Problem » Repeat every entry in the listing below, exactly.

■ ■ ■

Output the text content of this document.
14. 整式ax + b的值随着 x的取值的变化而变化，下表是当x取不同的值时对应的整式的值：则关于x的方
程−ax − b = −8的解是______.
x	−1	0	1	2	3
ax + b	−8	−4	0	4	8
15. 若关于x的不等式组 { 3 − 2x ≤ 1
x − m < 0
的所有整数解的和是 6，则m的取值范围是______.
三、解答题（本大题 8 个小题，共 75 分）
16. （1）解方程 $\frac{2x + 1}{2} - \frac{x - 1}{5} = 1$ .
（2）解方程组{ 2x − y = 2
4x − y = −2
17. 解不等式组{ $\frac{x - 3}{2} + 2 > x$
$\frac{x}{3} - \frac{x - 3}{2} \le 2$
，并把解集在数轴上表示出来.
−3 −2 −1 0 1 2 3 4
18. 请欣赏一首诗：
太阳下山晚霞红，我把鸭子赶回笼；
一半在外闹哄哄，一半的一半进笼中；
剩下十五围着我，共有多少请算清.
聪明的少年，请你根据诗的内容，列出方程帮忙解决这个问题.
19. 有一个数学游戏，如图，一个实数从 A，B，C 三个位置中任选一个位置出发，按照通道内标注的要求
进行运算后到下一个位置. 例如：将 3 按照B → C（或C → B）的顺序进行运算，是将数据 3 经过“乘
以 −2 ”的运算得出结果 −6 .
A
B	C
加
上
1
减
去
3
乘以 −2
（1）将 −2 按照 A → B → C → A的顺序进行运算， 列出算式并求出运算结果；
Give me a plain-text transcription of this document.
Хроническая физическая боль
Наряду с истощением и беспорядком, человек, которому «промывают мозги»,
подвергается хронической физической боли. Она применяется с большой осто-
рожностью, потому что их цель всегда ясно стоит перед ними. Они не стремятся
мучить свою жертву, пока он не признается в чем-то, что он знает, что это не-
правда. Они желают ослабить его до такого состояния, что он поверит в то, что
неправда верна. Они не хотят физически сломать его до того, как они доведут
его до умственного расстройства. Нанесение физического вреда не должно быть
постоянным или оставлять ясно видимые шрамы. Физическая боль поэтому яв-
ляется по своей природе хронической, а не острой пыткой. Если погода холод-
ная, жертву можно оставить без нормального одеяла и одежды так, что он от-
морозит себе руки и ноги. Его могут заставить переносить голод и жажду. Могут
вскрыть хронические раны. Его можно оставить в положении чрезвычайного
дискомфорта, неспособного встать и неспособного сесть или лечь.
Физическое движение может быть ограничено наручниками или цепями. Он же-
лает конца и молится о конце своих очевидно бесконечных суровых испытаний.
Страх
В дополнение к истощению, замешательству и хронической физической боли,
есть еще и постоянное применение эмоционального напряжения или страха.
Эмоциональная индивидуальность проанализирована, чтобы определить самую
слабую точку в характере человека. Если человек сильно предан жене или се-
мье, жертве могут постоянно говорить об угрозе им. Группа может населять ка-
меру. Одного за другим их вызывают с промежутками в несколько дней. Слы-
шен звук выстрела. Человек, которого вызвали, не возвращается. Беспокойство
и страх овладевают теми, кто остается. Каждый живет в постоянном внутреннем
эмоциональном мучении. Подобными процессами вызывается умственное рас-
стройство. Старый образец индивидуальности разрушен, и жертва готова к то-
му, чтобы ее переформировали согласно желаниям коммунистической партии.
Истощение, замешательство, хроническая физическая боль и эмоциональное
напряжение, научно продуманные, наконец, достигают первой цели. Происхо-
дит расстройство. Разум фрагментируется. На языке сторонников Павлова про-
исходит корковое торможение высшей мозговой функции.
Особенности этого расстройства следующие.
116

■ ■ ■

Response for this exercise »
Output the text content of this document.
14. 整式ax + b的值随着 x的取值的变化而变化，下表是当x取不同的值时对应的整式的值：则关于x的方
程−ax − b = −8的解是______.
x	−1	0	1	2	3
ax + b	−8	−4	0	4	8
15. 若关于x的不等式组 { 3 − 2x ≤ 1
x − m < 0
的所有整数解的和是 6，则m的取值范围是______.
三、解答题（本大题 8 个小题，共 75 分）
16. （1）解方程 $\frac{2x + 1}{2} - \frac{x - 1}{5} = 1$ .
（2）解方程组{ 2x − y = 2
4x − y = −2
17. 解不等式组{ $\frac{x - 3}{2} + 2 > x$
$\frac{x}{3} - \frac{x - 3}{2} \le 2$
，并把解集在数轴上表示出来.
−3 −2 −1 0 1 2 3 4
18. 请欣赏一首诗：
太阳下山晚霞红，我把鸭子赶回笼；
一半在外闹哄哄，一半的一半进笼中；
剩下十五围着我，共有多少请算清.
聪明的少年，请你根据诗的内容，列出方程帮忙解决这个问题.
19. 有一个数学游戏，如图，一个实数从 A，B，C 三个位置中任选一个位置出发，按照通道内标注的要求
进行运算后到下一个位置. 例如：将 3 按照B → C（或C → B）的顺序进行运算，是将数据 3 经过“乘
以 −2 ”的运算得出结果 −6 .
A
B	C
加
上
1
减
去
3
乘以 −2
（1）将 −2 按照 A → B → C → A的顺序进行运算， 列出算式并求出运算结果；
Give me a plain-text transcription of this document.
Хроническая физическая боль
Наряду с истощением и беспорядком, человек, которому «промывают мозги»,
подвергается хронической физической боли. Она применяется с большой осто-
рожностью, потому что их цель всегда ясно стоит перед ними. Они не стремятся
мучить свою жертву, пока он не признается в чем-то, что он знает, что это не-
правда. Они желают ослабить его до такого состояния, что он поверит в то, что
неправда верна. Они не хотят физически сломать его до того, как они доведут
его до умственного расстройства. Нанесение физического вреда не должно быть
постоянным или оставлять ясно видимые шрамы. Физическая боль поэтому яв-
ляется по своей природе хронической, а не острой пыткой. Если погода холод-
ная, жертву можно оставить без нормального одеяла и одежды так, что он от-
морозит себе руки и ноги. Его могут заставить переносить голод и жажду. Могут
вскрыть хронические раны. Его можно оставить в положении чрезвычайного
дискомфорта, неспособного встать и неспособного сесть или лечь.
Физическое движение может быть ограничено наручниками или цепями. Он же-
лает конца и молится о конце своих очевидно бесконечных суровых испытаний.
Страх
В дополнение к истощению, замешательству и хронической физической боли,
есть еще и постоянное применение эмоционального напряжения или страха.
Эмоциональная индивидуальность проанализирована, чтобы определить самую
слабую точку в характере человека. Если человек сильно предан жене или се-
мье, жертве могут постоянно говорить об угрозе им. Группа может населять ка-
меру. Одного за другим их вызывают с промежутками в несколько дней. Слы-
шен звук выстрела. Человек, которого вызвали, не возвращается. Беспокойство
и страх овладевают теми, кто остается. Каждый живет в постоянном внутреннем
эмоциональном мучении. Подобными процессами вызывается умственное рас-
стройство. Старый образец индивидуальности разрушен, и жертва готова к то-
му, чтобы ее переформировали согласно желаниям коммунистической партии.
Истощение, замешательство, хроническая физическая боль и эмоциональное
напряжение, научно продуманные, наконец, достигают первой цели. Происхо-
дит расстройство. Разум фрагментируется. На языке сторонников Павлова про-
исходит корковое торможение высшей мозговой функции.
Особенности этого расстройства следующие.
116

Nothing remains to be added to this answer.